(Stored records)
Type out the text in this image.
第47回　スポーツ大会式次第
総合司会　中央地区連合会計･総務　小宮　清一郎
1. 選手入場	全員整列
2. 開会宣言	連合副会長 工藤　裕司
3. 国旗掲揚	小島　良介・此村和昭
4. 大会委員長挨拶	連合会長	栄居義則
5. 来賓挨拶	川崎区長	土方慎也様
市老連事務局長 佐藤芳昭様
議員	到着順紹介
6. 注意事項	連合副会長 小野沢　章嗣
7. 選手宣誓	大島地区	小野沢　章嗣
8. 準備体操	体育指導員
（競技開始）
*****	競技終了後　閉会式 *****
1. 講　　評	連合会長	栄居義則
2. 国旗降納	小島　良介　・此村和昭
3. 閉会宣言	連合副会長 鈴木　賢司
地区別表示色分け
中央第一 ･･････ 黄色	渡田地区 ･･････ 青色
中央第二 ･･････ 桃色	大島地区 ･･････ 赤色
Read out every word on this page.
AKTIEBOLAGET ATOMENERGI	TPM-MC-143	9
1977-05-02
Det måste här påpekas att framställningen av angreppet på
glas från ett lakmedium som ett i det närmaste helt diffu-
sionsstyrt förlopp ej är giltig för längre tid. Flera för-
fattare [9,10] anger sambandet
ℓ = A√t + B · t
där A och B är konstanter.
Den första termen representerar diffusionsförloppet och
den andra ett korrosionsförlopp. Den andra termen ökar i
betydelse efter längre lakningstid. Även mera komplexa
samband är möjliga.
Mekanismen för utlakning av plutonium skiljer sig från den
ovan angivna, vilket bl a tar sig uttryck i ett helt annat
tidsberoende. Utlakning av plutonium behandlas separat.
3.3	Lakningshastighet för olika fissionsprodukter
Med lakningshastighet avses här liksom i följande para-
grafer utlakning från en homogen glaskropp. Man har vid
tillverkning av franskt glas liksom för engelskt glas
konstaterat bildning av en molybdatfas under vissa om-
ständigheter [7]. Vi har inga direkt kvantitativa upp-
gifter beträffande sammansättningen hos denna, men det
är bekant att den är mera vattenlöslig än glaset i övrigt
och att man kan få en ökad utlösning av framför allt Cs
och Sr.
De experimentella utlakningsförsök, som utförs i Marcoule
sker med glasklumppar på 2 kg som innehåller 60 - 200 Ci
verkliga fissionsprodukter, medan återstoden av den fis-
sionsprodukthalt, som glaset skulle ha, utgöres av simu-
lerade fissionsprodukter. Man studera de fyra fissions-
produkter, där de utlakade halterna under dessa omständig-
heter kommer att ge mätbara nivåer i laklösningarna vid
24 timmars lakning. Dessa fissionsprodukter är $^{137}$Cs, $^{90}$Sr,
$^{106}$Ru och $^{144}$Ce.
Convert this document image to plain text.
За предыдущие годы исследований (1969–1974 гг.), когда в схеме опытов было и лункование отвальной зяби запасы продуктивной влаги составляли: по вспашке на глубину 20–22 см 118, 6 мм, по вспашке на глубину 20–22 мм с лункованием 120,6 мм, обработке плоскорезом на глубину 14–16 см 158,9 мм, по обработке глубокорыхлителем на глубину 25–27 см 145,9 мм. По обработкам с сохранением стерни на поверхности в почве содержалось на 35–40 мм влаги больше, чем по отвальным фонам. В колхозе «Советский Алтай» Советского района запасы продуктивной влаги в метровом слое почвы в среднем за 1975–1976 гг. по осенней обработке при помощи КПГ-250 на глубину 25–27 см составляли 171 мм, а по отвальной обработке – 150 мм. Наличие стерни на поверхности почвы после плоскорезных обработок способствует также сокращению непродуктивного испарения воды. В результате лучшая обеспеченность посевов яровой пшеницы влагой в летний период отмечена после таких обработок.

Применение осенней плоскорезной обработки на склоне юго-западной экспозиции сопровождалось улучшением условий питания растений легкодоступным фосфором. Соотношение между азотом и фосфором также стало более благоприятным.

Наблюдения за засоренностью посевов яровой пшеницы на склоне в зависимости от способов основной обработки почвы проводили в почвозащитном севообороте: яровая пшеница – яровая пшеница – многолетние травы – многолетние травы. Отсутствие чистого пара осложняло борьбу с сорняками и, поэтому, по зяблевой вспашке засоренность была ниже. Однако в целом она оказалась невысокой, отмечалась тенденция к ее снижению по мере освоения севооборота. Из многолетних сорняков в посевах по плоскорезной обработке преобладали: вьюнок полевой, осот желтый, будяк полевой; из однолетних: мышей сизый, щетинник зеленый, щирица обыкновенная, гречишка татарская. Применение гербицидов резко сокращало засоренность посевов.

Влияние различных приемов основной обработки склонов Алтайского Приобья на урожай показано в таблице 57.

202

• STATED PROBLEM: Find the lines that include the string "från", then copy each of them.

• REPLY:
glas från ett lakmedium som ett i det närmaste helt diffu-
Mekanismen för utlakning av plutonium skiljer sig från den
grafer utlakning från en homogen glaskropp. Man har vid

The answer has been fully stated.